2. The MEMS switch assembly of claim 1, wherein said switching
member comprises a disk portion having said first surface generally
opposing said second surface, said disk portion configured for
rotation between said first position and said second position.
3. The MEMS switch assembly of claim 2, wherein said insulating
material and said conductive material are deposited upon an annular
substrate to form said disk portion.
4. The MEMS switch assembly of claim 3, wherein said disk portion
is supported by a rod, said disk portion and said rod are
configured for rotation.
5. The MEMS switch assembly of claim 1, further comprising: a third
lead configured for substantially continuous contact with said
first surface of said switching member; and a fourth lead spaced
apart from said third lead and configured for substantially
continuous contact with said second surface of said switching
member, wherein said first lead and said second lead are
electrically connected to a receiver and said third lead and said
fourth lead are connected to a transmitter such that said MEMS
switch assembly can operate to switch connections between said
transmitter and said receiver.
6. The MEMS switch assembly of claim 1, wherein said switching
member comprises a third portion that is at least partially formed
of an insulating material and a fourth portion that is at least
partially formed of a conductive material, said switching member is
configured for continuous rotation through said first and second
positions to provide an antenna switch for time division multiple
access (TDMA) applications.
7. The MEMS switch assembly of claim 1, wherein said first
dielectric constant is within the range of about 150 to about
200.
8. The MEMS switch assembly of claim 1, wherein said second
dielectric constant is within the range of about 3 to about 6.
9. The MEMS switch assembly of claim 1, wherein said insulating
material is selected from the group consisting of titanates and
zirconates.

[Box coordinate listings]
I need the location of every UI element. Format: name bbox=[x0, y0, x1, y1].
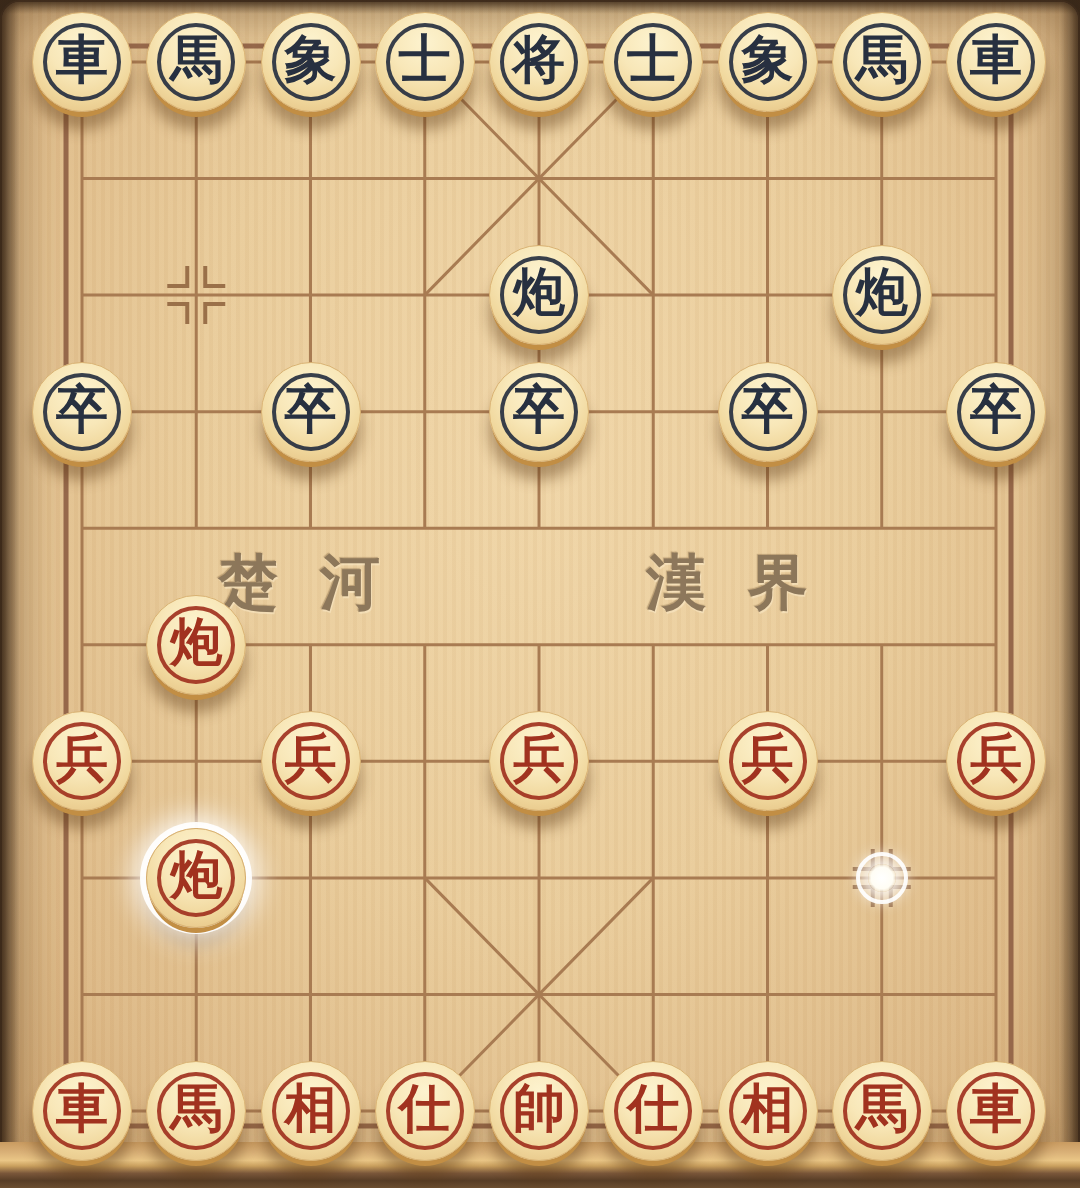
piece-character: 馬 bbox=[146, 1061, 246, 1161]
piece-black-cannon[interactable]: 炮 bbox=[489, 245, 589, 345]
piece-black-soldier[interactable]: 卒 bbox=[946, 362, 1046, 462]
piece-character: 卒 bbox=[32, 362, 132, 462]
piece-character: 兵 bbox=[718, 711, 818, 811]
piece-red-chariot[interactable]: 車 bbox=[32, 1061, 132, 1161]
piece-red-horse[interactable]: 馬 bbox=[146, 1061, 246, 1161]
piece-character: 卒 bbox=[718, 362, 818, 462]
piece-character: 炮 bbox=[489, 245, 589, 345]
piece-black-soldier[interactable]: 卒 bbox=[718, 362, 818, 462]
piece-character: 兵 bbox=[489, 711, 589, 811]
piece-red-cannon[interactable]: 炮 bbox=[146, 595, 246, 695]
piece-character: 相 bbox=[718, 1061, 818, 1161]
piece-character: 車 bbox=[946, 1061, 1046, 1161]
piece-character: 馬 bbox=[832, 1061, 932, 1161]
river-label-left: 楚河 bbox=[218, 543, 422, 624]
piece-red-soldier[interactable]: 兵 bbox=[489, 711, 589, 811]
piece-black-soldier[interactable]: 卒 bbox=[261, 362, 361, 462]
piece-red-soldier[interactable]: 兵 bbox=[261, 711, 361, 811]
piece-character: 兵 bbox=[946, 711, 1046, 811]
board-frame-left bbox=[0, 0, 20, 1188]
piece-black-horse[interactable]: 馬 bbox=[832, 12, 932, 112]
piece-character: 卒 bbox=[489, 362, 589, 462]
piece-character: 炮 bbox=[146, 828, 246, 928]
piece-red-chariot[interactable]: 車 bbox=[946, 1061, 1046, 1161]
piece-character: 兵 bbox=[261, 711, 361, 811]
xiangqi-board: 楚河 漢界 車馬象士将士象馬車炮炮卒卒卒卒卒炮兵兵兵兵兵炮車馬相仕帥仕相馬車 bbox=[0, 0, 1080, 1188]
piece-character: 馬 bbox=[832, 12, 932, 112]
piece-character: 車 bbox=[32, 1061, 132, 1161]
piece-black-soldier[interactable]: 卒 bbox=[489, 362, 589, 462]
piece-character: 車 bbox=[32, 12, 132, 112]
piece-black-general[interactable]: 将 bbox=[489, 12, 589, 112]
piece-black-chariot[interactable]: 車 bbox=[946, 12, 1046, 112]
piece-red-general[interactable]: 帥 bbox=[489, 1061, 589, 1161]
piece-character: 馬 bbox=[146, 12, 246, 112]
piece-character: 仕 bbox=[603, 1061, 703, 1161]
piece-character: 炮 bbox=[146, 595, 246, 695]
piece-character: 相 bbox=[261, 1061, 361, 1161]
piece-red-cannon[interactable]: 炮 bbox=[146, 828, 246, 928]
piece-character: 象 bbox=[718, 12, 818, 112]
river-label-right: 漢界 bbox=[646, 543, 850, 624]
piece-character: 帥 bbox=[489, 1061, 589, 1161]
piece-black-elephant[interactable]: 象 bbox=[261, 12, 361, 112]
piece-red-advisor[interactable]: 仕 bbox=[603, 1061, 703, 1161]
piece-black-advisor[interactable]: 士 bbox=[375, 12, 475, 112]
piece-character: 士 bbox=[375, 12, 475, 112]
piece-red-advisor[interactable]: 仕 bbox=[375, 1061, 475, 1161]
piece-character: 兵 bbox=[32, 711, 132, 811]
piece-character: 車 bbox=[946, 12, 1046, 112]
piece-character: 象 bbox=[261, 12, 361, 112]
piece-black-elephant[interactable]: 象 bbox=[718, 12, 818, 112]
piece-character: 将 bbox=[489, 12, 589, 112]
piece-black-advisor[interactable]: 士 bbox=[603, 12, 703, 112]
piece-red-soldier[interactable]: 兵 bbox=[718, 711, 818, 811]
piece-character: 仕 bbox=[375, 1061, 475, 1161]
piece-character: 卒 bbox=[946, 362, 1046, 462]
last-move-origin-marker bbox=[854, 850, 910, 906]
piece-red-elephant[interactable]: 相 bbox=[261, 1061, 361, 1161]
piece-red-soldier[interactable]: 兵 bbox=[946, 711, 1046, 811]
board-frame-right bbox=[1060, 0, 1080, 1188]
piece-character: 士 bbox=[603, 12, 703, 112]
piece-red-elephant[interactable]: 相 bbox=[718, 1061, 818, 1161]
origin-glow bbox=[868, 864, 896, 892]
piece-black-soldier[interactable]: 卒 bbox=[32, 362, 132, 462]
piece-character: 卒 bbox=[261, 362, 361, 462]
piece-red-soldier[interactable]: 兵 bbox=[32, 711, 132, 811]
piece-black-horse[interactable]: 馬 bbox=[146, 12, 246, 112]
piece-black-cannon[interactable]: 炮 bbox=[832, 245, 932, 345]
piece-red-horse[interactable]: 馬 bbox=[832, 1061, 932, 1161]
piece-black-chariot[interactable]: 車 bbox=[32, 12, 132, 112]
piece-character: 炮 bbox=[832, 245, 932, 345]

### Prompt 1
In the MEMS switch claims above, copy the passage starting at "4. The MEMS" and ending at "and said receiver.".
### Prompt 2
Answer these questions from the MEMS switch claims above:
(a) Within what range does the first dielectric constant fall?
(b) To what are the third lead and the fourth lead connected?
(c) What supports the disk portion?
### Prompt 3
List the numbers of all the claims in the MEMS switch claims above that refer directly to claim 1.

### Worked solution 1
4. The MEMS switch assembly of claim 3, wherein said disk portion
is supported by a rod, said disk portion and said rod are
configured for rotation.
5. The MEMS switch assembly of claim 1, further comprising: a third
lead configured for substantially continuous contact with said
first surface of said switching member; and a fourth lead spaced
apart from said third lead and configured for substantially
continuous contact with said second surface of said switching
member, wherein said first lead and said second lead are
electrically connected to a receiver and said third lead and said
fourth lead are connected to a transmitter such that said MEMS
switch assembly can operate to switch connections between said
transmitter and said receiver.

### Worked solution 2
(a) About 150 to about 200
(b) A transmitter
(c) A rod

### Worked solution 3
2, 5, 6, 7, 8, 9